(EXERCISE DETAILS)
In the text on pickleball insoles, copy word for word the part that opens with the words containing "That is not" and closes with "session runs long.".

(STUDY TEXT)
That is especially relevant in a sport where a lot of recreational players will happily pay for the latest paddle but leave foot support unchanged. Pickleball is built on footwork, and footwork is the part of the game that quietly decides whether you are still moving well after the third day of a weekend event.

What the science says so far

The science is promising, but it is still early. A PubMed-indexed study describes carbon-fiber insoles as lightweight and stiff, designed to reduce energy loss and help wearers perform better in sports. In that small study, researchers tested 30 young healthy men with shoe sizes between 260 and 270 millimeters, then looked at acute effects on power generation, agility, speed, treadmill running, muscle activity, and subjective comfort.

That is not a final verdict on pickleball, and it is not a giant player pool. Still, the study direction fits what court athletes care about most: fewer wasted movements, better push-off, and a little more comfort when the session runs long.

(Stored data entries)
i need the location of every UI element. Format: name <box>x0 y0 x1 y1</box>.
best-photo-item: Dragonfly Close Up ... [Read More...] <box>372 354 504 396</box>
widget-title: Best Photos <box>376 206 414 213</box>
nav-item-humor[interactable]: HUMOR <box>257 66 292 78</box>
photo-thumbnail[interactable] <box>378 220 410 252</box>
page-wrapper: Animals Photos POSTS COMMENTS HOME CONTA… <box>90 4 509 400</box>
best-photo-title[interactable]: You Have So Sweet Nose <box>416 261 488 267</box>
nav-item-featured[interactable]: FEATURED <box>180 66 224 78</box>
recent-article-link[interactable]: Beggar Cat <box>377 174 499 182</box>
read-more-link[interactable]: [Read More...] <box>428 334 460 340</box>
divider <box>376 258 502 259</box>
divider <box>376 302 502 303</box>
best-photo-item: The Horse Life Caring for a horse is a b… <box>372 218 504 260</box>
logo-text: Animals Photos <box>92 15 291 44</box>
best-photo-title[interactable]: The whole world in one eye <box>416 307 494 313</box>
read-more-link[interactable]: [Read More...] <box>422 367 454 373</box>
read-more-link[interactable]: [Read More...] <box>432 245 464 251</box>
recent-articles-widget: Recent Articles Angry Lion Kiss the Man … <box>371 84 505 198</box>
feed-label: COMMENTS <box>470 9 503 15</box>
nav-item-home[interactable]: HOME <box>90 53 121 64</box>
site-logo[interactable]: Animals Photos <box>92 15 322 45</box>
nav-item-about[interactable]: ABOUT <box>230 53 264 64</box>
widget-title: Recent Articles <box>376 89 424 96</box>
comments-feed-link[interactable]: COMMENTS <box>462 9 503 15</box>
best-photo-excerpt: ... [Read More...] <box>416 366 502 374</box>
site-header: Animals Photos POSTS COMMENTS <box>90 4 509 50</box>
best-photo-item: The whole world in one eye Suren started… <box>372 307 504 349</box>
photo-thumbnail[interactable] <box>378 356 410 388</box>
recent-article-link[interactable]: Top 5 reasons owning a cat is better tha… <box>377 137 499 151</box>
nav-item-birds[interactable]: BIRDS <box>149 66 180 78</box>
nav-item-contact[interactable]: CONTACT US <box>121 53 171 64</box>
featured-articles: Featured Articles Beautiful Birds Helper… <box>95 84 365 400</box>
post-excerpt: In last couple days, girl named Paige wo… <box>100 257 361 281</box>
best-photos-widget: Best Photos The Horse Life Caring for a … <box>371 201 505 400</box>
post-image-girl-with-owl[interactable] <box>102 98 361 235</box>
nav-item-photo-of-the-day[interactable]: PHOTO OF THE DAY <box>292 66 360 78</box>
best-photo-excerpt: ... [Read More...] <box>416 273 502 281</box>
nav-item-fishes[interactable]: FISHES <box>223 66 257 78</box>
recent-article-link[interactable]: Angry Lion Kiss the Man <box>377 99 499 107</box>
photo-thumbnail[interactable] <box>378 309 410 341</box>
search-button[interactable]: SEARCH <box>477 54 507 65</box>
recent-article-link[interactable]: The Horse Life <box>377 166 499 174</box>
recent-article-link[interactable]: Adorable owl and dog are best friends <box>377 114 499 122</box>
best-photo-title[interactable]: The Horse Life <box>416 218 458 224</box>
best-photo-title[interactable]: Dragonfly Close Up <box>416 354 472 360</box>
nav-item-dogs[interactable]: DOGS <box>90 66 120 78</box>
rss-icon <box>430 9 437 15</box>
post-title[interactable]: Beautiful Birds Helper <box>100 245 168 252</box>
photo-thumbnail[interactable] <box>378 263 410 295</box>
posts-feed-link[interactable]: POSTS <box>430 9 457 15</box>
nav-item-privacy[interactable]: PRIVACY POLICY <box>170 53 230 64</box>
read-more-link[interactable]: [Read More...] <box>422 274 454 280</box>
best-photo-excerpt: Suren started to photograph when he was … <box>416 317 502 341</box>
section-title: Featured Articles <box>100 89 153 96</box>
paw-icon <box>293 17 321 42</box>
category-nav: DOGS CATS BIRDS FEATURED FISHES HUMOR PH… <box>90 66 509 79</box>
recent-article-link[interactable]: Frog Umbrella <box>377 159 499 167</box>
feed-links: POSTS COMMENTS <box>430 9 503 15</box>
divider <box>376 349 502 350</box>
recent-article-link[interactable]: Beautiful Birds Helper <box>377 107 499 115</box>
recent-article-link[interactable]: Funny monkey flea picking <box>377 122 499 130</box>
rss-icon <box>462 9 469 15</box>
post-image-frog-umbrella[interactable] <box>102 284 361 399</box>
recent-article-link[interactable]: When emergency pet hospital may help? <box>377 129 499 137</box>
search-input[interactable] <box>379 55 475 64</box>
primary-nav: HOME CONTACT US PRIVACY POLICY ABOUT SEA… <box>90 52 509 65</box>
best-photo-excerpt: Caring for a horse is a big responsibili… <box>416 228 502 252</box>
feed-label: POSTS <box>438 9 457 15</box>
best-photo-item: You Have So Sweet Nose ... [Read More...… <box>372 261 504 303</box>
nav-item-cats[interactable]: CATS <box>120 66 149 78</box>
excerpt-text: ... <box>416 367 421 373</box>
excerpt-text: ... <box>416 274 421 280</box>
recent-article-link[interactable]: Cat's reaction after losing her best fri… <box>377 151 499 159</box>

(WORKED SOLUTION)
That is not a final verdict on pickleball, and it is not a giant player pool. Still, the study direction fits what court athletes care about most: fewer wasted movements, better push-off, and a little more comfort when the session runs long.